* _The request_
Exclude all pictures, then copy each of the records exactly as written.

* _Exercise materials_
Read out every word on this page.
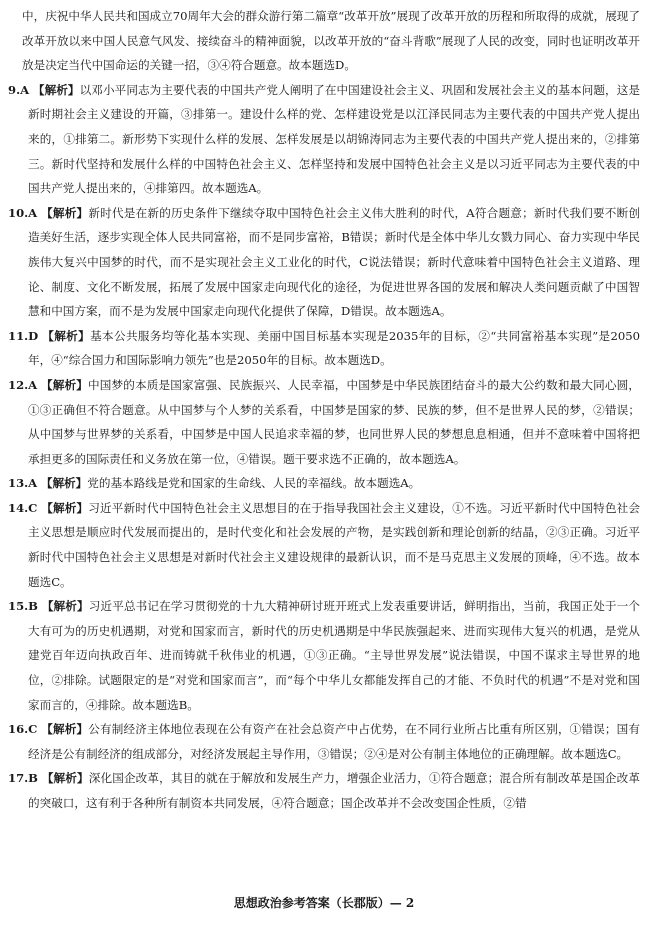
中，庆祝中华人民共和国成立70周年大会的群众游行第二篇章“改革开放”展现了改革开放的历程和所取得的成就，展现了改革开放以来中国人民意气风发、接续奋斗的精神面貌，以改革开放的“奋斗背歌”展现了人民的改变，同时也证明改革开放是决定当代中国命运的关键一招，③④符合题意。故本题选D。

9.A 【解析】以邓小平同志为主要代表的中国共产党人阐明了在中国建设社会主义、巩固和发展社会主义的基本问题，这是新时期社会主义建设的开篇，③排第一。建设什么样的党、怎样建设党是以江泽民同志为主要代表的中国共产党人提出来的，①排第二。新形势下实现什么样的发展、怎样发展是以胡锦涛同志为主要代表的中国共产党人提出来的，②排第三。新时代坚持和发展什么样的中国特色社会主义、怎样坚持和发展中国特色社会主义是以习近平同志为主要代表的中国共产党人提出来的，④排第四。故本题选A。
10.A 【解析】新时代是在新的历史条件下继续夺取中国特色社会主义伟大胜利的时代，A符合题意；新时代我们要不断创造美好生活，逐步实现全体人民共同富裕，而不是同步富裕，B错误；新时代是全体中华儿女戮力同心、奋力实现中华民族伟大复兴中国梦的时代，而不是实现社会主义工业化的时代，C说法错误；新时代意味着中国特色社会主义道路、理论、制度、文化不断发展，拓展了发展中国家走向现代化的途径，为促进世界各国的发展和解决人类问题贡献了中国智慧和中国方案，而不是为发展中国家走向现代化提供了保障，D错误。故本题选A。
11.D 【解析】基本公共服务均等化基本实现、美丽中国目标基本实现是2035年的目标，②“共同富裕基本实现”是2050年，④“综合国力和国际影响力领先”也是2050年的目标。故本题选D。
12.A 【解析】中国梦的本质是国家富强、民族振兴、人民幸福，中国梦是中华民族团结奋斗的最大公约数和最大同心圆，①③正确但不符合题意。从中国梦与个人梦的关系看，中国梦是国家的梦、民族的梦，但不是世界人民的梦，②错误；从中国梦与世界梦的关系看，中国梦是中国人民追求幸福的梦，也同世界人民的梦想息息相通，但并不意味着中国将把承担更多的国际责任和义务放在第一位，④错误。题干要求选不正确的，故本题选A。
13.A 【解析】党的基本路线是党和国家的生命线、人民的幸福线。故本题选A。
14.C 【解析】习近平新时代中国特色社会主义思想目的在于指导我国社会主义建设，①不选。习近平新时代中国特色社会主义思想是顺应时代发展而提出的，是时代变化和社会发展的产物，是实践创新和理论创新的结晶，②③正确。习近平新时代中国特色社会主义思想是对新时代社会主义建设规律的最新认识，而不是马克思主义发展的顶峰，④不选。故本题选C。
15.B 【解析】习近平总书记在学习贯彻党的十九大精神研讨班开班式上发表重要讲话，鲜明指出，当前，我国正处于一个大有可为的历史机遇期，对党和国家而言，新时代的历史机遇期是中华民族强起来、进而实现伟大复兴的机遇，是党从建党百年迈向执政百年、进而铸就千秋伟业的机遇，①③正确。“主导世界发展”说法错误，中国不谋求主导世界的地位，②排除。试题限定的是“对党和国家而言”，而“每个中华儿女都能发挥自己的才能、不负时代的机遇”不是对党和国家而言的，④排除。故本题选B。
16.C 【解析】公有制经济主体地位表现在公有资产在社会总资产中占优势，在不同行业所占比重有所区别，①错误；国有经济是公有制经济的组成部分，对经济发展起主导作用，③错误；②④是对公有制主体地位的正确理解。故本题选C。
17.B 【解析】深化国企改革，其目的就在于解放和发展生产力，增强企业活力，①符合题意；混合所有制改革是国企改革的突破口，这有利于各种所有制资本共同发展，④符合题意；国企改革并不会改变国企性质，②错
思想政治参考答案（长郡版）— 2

* _Result below_
Read out every word on this page.
中，庆祝中华人民共和国成立70周年大会的群众游行第二篇章“改革开放”展现了改革开放的历程和所取得的成就，展现了改革开放以来中国人民意气风发、接续奋斗的精神面貌，以改革开放的“奋斗背歌”展现了人民的改变，同时也证明改革开放是决定当代中国命运的关键一招，③④符合题意。故本题选D。

9.A 【解析】以邓小平同志为主要代表的中国共产党人阐明了在中国建设社会主义、巩固和发展社会主义的基本问题，这是新时期社会主义建设的开篇，③排第一。建设什么样的党、怎样建设党是以江泽民同志为主要代表的中国共产党人提出来的，①排第二。新形势下实现什么样的发展、怎样发展是以胡锦涛同志为主要代表的中国共产党人提出来的，②排第三。新时代坚持和发展什么样的中国特色社会主义、怎样坚持和发展中国特色社会主义是以习近平同志为主要代表的中国共产党人提出来的，④排第四。故本题选A。
10.A 【解析】新时代是在新的历史条件下继续夺取中国特色社会主义伟大胜利的时代，A符合题意；新时代我们要不断创造美好生活，逐步实现全体人民共同富裕，而不是同步富裕，B错误；新时代是全体中华儿女戮力同心、奋力实现中华民族伟大复兴中国梦的时代，而不是实现社会主义工业化的时代，C说法错误；新时代意味着中国特色社会主义道路、理论、制度、文化不断发展，拓展了发展中国家走向现代化的途径，为促进世界各国的发展和解决人类问题贡献了中国智慧和中国方案，而不是为发展中国家走向现代化提供了保障，D错误。故本题选A。
11.D 【解析】基本公共服务均等化基本实现、美丽中国目标基本实现是2035年的目标，②“共同富裕基本实现”是2050年，④“综合国力和国际影响力领先”也是2050年的目标。故本题选D。
12.A 【解析】中国梦的本质是国家富强、民族振兴、人民幸福，中国梦是中华民族团结奋斗的最大公约数和最大同心圆，①③正确但不符合题意。从中国梦与个人梦的关系看，中国梦是国家的梦、民族的梦，但不是世界人民的梦，②错误；从中国梦与世界梦的关系看，中国梦是中国人民追求幸福的梦，也同世界人民的梦想息息相通，但并不意味着中国将把承担更多的国际责任和义务放在第一位，④错误。题干要求选不正确的，故本题选A。
13.A 【解析】党的基本路线是党和国家的生命线、人民的幸福线。故本题选A。
14.C 【解析】习近平新时代中国特色社会主义思想目的在于指导我国社会主义建设，①不选。习近平新时代中国特色社会主义思想是顺应时代发展而提出的，是时代变化和社会发展的产物，是实践创新和理论创新的结晶，②③正确。习近平新时代中国特色社会主义思想是对新时代社会主义建设规律的最新认识，而不是马克思主义发展的顶峰，④不选。故本题选C。
15.B 【解析】习近平总书记在学习贯彻党的十九大精神研讨班开班式上发表重要讲话，鲜明指出，当前，我国正处于一个大有可为的历史机遇期，对党和国家而言，新时代的历史机遇期是中华民族强起来、进而实现伟大复兴的机遇，是党从建党百年迈向执政百年、进而铸就千秋伟业的机遇，①③正确。“主导世界发展”说法错误，中国不谋求主导世界的地位，②排除。试题限定的是“对党和国家而言”，而“每个中华儿女都能发挥自己的才能、不负时代的机遇”不是对党和国家而言的，④排除。故本题选B。
16.C 【解析】公有制经济主体地位表现在公有资产在社会总资产中占优势，在不同行业所占比重有所区别，①错误；国有经济是公有制经济的组成部分，对经济发展起主导作用，③错误；②④是对公有制主体地位的正确理解。故本题选C。
17.B 【解析】深化国企改革，其目的就在于解放和发展生产力，增强企业活力，①符合题意；混合所有制改革是国企改革的突破口，这有利于各种所有制资本共同发展，④符合题意；国企改革并不会改变国企性质，②错
思想政治参考答案（长郡版）— 2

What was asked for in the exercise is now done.